### About this exercise
Please say how many lines of the listing hold "Geschäftsführer", with no other words in the answer.

### Entries supplied
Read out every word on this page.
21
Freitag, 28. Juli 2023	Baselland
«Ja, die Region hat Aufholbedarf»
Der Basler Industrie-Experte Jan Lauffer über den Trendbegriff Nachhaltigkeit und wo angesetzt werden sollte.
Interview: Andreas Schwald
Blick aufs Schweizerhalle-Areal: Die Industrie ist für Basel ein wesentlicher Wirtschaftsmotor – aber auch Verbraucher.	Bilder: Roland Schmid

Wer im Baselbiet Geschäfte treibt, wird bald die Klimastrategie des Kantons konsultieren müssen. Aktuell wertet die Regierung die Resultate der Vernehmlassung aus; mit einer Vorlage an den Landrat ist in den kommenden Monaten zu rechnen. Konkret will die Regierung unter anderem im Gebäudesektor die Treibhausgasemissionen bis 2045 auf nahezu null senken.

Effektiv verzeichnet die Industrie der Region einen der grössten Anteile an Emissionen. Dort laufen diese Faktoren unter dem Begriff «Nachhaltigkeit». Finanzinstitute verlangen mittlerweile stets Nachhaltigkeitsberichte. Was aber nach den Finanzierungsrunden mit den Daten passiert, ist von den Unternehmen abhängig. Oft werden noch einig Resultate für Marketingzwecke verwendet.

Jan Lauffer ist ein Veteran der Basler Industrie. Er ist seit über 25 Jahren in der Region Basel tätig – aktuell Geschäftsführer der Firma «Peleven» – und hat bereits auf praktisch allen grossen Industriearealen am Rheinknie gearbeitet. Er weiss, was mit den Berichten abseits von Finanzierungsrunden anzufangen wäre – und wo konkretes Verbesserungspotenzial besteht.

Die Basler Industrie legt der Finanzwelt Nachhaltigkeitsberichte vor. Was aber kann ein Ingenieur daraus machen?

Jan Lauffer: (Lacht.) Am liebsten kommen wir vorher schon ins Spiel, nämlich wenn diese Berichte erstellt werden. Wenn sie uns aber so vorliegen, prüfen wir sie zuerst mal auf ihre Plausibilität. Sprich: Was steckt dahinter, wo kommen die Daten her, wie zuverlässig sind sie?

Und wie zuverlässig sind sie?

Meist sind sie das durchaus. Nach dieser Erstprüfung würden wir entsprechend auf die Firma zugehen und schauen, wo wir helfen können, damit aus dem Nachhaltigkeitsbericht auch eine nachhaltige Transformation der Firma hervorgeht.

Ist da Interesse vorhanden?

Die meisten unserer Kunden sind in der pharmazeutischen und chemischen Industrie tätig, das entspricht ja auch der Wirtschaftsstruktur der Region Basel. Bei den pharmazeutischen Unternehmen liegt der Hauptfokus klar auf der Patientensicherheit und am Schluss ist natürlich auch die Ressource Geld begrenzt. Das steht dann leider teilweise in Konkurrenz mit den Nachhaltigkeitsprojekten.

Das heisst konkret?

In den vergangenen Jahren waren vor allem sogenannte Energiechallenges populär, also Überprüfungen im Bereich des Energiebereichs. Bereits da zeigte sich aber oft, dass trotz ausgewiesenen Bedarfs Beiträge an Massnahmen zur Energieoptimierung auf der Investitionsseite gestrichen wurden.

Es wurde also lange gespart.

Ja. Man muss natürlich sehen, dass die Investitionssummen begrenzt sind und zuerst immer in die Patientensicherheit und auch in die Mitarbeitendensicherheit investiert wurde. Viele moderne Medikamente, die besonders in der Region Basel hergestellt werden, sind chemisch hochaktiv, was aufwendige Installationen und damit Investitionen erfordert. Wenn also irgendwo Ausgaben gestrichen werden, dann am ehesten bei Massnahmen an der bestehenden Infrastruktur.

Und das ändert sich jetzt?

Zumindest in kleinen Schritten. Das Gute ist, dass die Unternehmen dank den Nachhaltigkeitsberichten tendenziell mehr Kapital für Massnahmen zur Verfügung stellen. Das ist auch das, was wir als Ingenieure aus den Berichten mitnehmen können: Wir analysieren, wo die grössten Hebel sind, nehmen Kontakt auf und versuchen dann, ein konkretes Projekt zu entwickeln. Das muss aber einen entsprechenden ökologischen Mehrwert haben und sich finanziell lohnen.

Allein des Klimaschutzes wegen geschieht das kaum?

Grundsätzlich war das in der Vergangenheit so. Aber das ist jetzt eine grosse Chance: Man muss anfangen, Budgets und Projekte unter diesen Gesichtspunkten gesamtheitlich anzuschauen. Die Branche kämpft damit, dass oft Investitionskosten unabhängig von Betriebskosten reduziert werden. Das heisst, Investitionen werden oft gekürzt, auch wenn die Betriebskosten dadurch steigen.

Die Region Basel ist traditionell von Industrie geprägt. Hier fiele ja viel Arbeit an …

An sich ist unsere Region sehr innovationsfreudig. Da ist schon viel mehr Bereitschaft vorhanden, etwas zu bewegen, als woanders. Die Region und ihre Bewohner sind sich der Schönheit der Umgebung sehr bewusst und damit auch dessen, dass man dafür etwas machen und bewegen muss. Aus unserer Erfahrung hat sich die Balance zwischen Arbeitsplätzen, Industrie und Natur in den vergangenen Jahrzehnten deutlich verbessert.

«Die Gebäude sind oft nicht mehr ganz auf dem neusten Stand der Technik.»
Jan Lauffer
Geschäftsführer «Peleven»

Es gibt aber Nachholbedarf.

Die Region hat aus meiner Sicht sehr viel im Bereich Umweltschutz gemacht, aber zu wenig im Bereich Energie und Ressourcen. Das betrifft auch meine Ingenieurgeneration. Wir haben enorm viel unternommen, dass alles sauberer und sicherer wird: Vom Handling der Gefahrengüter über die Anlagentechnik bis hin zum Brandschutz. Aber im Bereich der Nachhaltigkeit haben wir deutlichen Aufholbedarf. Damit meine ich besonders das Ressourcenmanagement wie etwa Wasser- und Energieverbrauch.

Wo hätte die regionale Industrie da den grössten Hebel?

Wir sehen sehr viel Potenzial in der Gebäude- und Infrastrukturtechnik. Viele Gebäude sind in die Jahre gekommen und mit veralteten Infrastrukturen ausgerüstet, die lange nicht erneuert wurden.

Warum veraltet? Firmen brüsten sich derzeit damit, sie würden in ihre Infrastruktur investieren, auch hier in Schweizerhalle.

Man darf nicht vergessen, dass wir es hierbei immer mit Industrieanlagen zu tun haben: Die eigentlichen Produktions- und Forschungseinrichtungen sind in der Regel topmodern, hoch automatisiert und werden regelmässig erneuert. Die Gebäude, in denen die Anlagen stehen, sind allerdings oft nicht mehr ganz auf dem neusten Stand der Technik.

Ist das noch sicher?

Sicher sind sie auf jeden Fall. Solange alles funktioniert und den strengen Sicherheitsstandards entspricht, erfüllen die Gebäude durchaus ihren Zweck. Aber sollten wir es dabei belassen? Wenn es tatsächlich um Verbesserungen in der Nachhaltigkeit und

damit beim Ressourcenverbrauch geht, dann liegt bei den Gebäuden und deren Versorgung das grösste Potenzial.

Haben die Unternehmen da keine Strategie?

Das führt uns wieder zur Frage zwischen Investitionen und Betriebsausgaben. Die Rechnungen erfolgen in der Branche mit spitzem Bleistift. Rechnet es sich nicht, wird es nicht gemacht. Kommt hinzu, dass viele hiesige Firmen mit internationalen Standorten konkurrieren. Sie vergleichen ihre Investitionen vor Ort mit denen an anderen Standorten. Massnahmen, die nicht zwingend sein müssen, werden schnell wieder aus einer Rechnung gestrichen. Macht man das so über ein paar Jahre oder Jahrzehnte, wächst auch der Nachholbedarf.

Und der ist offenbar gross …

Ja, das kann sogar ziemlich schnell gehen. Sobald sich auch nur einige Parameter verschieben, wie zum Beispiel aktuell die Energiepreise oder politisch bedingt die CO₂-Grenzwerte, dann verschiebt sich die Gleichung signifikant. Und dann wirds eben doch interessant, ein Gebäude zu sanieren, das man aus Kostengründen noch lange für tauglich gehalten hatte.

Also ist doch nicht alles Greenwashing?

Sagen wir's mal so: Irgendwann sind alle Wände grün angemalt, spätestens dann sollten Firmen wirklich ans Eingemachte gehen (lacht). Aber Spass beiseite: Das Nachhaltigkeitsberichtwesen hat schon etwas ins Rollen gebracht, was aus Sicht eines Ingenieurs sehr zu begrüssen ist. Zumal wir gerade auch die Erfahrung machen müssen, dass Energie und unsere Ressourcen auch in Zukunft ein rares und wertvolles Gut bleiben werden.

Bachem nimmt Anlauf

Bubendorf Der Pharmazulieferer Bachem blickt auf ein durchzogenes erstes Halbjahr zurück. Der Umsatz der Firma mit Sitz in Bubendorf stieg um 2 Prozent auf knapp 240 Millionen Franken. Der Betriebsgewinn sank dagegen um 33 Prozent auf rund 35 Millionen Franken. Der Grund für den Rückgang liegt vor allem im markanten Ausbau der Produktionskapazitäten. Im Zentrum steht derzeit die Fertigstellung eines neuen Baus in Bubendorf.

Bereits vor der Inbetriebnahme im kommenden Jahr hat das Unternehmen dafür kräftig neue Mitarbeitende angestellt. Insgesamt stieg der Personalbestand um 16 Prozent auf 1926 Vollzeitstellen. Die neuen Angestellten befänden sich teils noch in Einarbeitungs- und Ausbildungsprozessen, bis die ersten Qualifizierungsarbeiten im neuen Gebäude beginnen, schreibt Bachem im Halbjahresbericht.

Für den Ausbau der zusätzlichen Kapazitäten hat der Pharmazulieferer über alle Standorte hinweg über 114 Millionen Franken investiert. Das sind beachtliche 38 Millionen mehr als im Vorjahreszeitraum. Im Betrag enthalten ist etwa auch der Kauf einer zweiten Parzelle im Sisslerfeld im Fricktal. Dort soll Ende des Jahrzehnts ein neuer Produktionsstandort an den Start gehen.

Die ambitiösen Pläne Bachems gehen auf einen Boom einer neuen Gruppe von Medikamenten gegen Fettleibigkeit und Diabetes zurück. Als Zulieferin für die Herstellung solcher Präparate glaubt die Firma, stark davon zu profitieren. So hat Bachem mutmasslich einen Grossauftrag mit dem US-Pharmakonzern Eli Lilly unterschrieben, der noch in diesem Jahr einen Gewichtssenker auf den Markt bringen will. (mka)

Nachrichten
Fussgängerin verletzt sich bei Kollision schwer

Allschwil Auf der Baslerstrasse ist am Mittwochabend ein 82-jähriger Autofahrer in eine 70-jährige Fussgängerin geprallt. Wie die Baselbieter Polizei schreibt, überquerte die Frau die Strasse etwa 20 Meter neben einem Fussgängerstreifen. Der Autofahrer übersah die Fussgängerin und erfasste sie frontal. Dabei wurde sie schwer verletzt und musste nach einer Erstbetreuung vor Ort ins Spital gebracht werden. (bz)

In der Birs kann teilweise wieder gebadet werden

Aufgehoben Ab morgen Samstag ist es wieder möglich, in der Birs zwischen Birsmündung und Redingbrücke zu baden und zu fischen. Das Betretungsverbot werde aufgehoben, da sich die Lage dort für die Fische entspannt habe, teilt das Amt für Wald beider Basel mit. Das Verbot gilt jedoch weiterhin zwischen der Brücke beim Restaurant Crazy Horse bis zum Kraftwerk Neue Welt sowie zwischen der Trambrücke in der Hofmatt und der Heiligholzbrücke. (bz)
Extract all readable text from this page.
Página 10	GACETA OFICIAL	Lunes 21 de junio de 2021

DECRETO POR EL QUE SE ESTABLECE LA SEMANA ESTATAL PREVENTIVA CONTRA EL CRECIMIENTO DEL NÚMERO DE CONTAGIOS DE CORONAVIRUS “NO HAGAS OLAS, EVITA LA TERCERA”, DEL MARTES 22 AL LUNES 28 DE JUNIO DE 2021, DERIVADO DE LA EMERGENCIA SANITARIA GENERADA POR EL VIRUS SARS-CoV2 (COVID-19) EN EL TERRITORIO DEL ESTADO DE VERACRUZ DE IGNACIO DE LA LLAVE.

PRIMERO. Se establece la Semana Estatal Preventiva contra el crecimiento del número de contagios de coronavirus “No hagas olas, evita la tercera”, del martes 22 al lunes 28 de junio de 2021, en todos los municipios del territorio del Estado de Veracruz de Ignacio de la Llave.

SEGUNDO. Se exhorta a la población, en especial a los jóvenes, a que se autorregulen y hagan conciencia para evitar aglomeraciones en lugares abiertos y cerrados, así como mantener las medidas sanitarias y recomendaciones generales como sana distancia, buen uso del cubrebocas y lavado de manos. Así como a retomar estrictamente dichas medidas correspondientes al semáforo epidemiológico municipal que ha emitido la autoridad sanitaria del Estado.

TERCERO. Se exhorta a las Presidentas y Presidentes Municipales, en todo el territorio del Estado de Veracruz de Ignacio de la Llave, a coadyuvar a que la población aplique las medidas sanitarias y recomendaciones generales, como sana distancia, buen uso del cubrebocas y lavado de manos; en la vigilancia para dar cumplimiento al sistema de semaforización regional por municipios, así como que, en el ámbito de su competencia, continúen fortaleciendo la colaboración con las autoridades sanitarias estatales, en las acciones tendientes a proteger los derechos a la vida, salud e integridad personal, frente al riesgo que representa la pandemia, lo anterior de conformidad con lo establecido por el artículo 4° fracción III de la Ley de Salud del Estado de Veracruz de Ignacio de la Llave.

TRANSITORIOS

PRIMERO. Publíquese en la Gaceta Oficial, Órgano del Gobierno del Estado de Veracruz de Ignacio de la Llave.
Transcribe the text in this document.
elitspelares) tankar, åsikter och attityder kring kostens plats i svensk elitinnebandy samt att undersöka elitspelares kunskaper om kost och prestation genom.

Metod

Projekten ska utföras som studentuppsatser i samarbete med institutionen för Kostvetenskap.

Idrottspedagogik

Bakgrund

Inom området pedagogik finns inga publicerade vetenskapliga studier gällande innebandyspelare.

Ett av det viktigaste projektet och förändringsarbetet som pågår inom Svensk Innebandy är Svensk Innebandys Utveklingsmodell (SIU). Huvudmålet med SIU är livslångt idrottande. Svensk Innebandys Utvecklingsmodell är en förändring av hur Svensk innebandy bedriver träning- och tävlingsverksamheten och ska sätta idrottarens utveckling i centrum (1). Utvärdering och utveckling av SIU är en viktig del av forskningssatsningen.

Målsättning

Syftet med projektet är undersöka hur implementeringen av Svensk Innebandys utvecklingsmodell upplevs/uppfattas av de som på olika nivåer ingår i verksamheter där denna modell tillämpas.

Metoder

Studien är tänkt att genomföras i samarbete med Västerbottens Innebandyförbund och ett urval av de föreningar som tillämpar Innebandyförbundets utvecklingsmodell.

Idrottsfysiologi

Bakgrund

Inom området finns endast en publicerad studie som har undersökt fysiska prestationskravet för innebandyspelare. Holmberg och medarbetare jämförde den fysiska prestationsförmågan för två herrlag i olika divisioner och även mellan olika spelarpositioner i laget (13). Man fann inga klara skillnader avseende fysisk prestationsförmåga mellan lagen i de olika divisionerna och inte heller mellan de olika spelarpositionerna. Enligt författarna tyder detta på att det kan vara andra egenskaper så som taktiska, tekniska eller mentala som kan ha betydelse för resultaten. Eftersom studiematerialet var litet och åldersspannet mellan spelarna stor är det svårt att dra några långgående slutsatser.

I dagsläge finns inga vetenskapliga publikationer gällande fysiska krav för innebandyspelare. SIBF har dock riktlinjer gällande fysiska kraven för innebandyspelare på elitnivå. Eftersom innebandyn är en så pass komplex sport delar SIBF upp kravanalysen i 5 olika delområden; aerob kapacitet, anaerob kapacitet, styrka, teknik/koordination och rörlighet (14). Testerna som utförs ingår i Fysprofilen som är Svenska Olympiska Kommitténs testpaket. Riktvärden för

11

### Result of this task
2